↓

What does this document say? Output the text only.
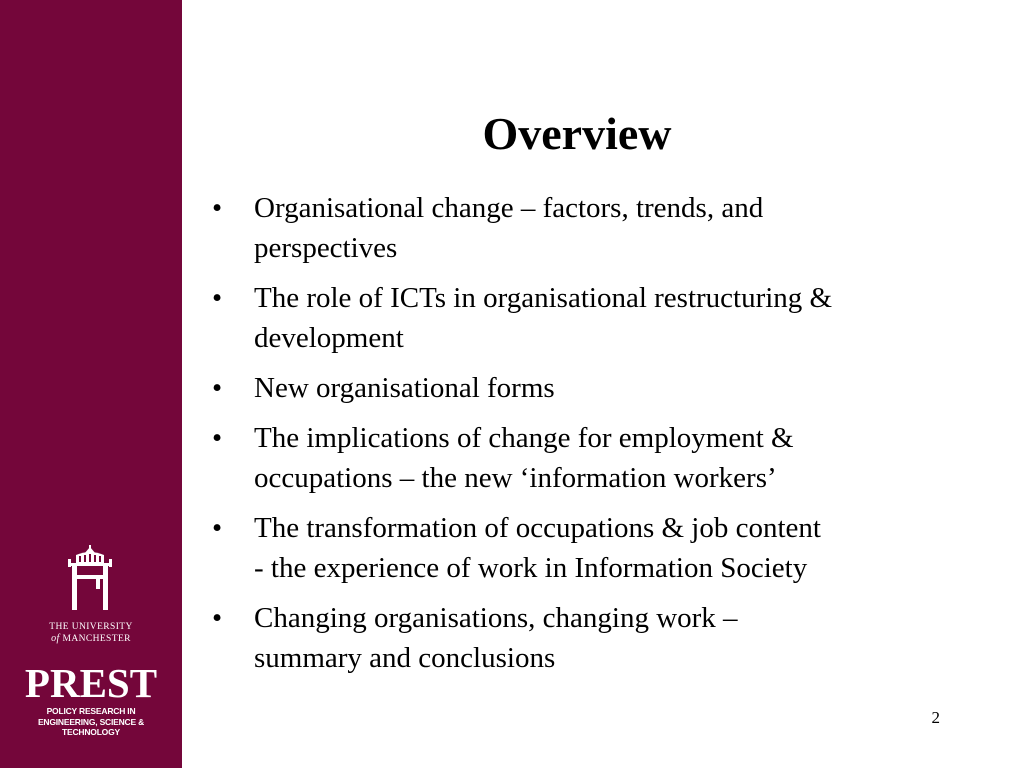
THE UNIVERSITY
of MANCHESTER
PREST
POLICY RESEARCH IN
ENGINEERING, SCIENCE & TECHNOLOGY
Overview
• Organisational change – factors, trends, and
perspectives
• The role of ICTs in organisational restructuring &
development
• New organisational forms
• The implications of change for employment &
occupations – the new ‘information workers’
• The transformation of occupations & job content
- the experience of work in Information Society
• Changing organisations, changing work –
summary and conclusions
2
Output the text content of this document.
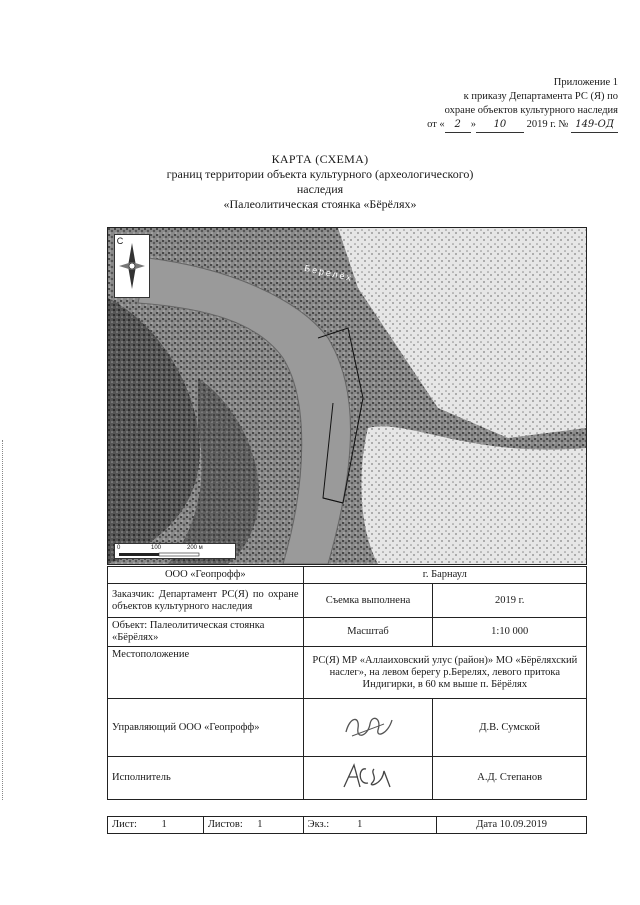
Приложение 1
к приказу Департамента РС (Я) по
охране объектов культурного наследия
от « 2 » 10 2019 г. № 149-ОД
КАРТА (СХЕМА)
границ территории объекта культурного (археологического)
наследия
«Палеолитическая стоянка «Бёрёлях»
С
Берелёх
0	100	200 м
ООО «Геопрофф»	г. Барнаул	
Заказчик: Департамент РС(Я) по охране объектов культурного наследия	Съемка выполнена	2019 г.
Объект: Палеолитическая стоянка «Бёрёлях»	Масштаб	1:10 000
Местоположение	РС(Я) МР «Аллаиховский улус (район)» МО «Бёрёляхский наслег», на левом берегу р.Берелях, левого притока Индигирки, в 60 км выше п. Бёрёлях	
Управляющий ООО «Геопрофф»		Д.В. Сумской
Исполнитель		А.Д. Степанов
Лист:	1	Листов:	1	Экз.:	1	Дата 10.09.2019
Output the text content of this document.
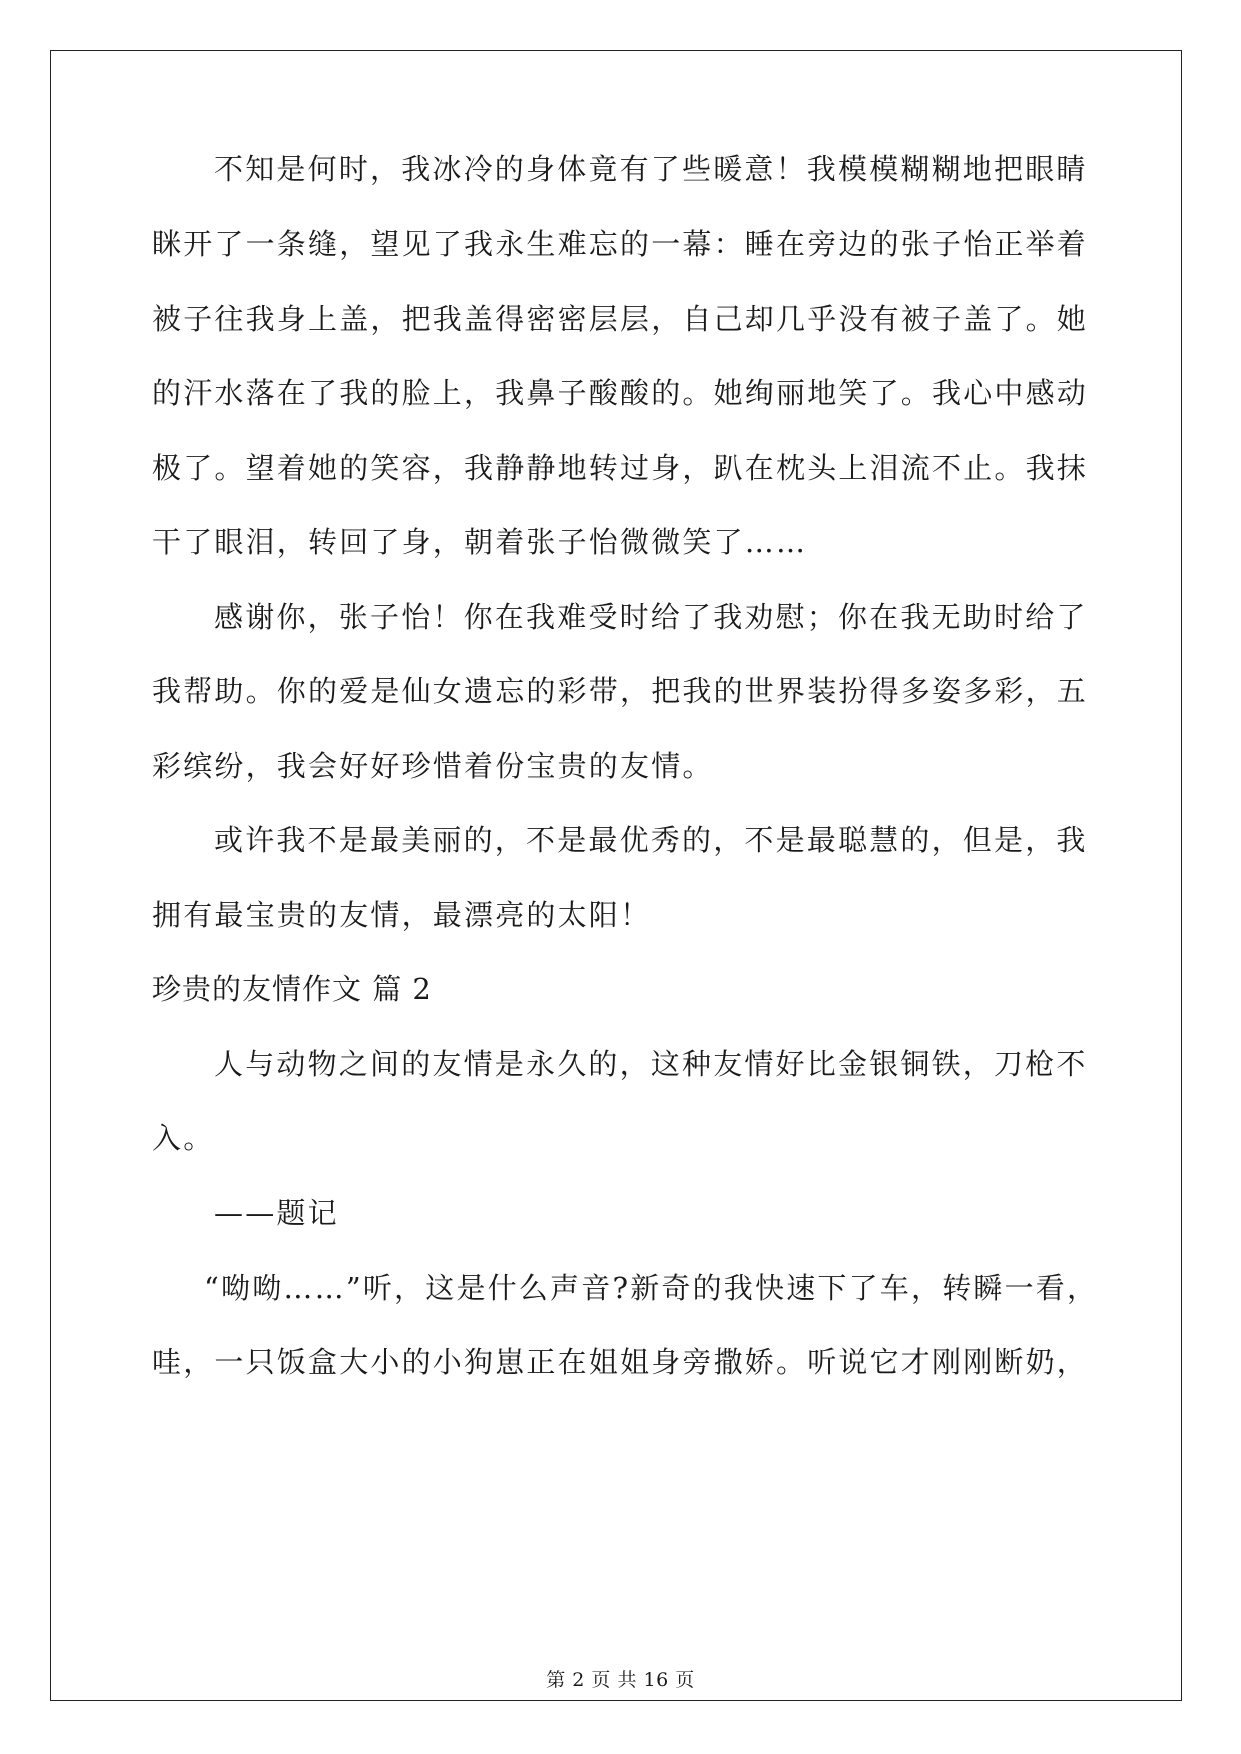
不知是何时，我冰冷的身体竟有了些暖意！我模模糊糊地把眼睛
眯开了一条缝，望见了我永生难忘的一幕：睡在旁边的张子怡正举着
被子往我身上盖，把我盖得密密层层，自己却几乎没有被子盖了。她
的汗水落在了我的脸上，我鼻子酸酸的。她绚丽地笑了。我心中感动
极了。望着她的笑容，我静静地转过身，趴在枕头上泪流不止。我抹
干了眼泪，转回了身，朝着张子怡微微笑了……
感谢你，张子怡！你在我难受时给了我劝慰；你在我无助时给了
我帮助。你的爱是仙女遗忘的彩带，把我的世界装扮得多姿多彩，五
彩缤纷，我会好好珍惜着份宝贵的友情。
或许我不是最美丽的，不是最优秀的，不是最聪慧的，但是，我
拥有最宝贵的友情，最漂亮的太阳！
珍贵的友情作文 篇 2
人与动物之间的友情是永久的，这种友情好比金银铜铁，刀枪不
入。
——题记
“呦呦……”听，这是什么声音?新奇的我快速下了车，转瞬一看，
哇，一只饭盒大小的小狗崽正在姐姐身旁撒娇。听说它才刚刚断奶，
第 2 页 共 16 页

↑

* _Given task_: Set the listing down in full and exactly. Pictures within it should not appear in the copy.

* _Full response_:
What does this document say? Output the text only.
THE UNIVERSITY
of MANCHESTER
PREST
POLICY RESEARCH IN
ENGINEERING, SCIENCE & TECHNOLOGY
Overview
• Organisational change – factors, trends, and
perspectives
• The role of ICTs in organisational restructuring &
development
• New organisational forms
• The implications of change for employment &
occupations – the new ‘information workers’
• The transformation of occupations & job content
- the experience of work in Information Society
• Changing organisations, changing work –
summary and conclusions
2
Output the text content of this document.
Приложение 1
к приказу Департамента РС (Я) по
охране объектов культурного наследия
от « 2 » 10 2019 г. № 149-ОД
КАРТА (СХЕМА)
границ территории объекта культурного (археологического)
наследия
«Палеолитическая стоянка «Бёрёлях»
С
Берелёх
0	100	200 м
ООО «Геопрофф»	г. Барнаул	
Заказчик: Департамент РС(Я) по охране объектов культурного наследия	Съемка выполнена	2019 г.
Объект: Палеолитическая стоянка «Бёрёлях»	Масштаб	1:10 000
Местоположение	РС(Я) МР «Аллаиховский улус (район)» МО «Бёрёляхский наслег», на левом берегу р.Берелях, левого притока Индигирки, в 60 км выше п. Бёрёлях	
Управляющий ООО «Геопрофф»		Д.В. Сумской
Исполнитель		А.Д. Степанов
Лист:	1	Листов:	1	Экз.:	1	Дата 10.09.2019
Output the text content of this document.
不知是何时，我冰冷的身体竟有了些暖意！我模模糊糊地把眼睛
眯开了一条缝，望见了我永生难忘的一幕：睡在旁边的张子怡正举着
被子往我身上盖，把我盖得密密层层，自己却几乎没有被子盖了。她
的汗水落在了我的脸上，我鼻子酸酸的。她绚丽地笑了。我心中感动
极了。望着她的笑容，我静静地转过身，趴在枕头上泪流不止。我抹
干了眼泪，转回了身，朝着张子怡微微笑了……
感谢你，张子怡！你在我难受时给了我劝慰；你在我无助时给了
我帮助。你的爱是仙女遗忘的彩带，把我的世界装扮得多姿多彩，五
彩缤纷，我会好好珍惜着份宝贵的友情。
或许我不是最美丽的，不是最优秀的，不是最聪慧的，但是，我
拥有最宝贵的友情，最漂亮的太阳！
珍贵的友情作文 篇 2
人与动物之间的友情是永久的，这种友情好比金银铜铁，刀枪不
入。
——题记
“呦呦……”听，这是什么声音?新奇的我快速下了车，转瞬一看，
哇，一只饭盒大小的小狗崽正在姐姐身旁撒娇。听说它才刚刚断奶，
第 2 页 共 16 页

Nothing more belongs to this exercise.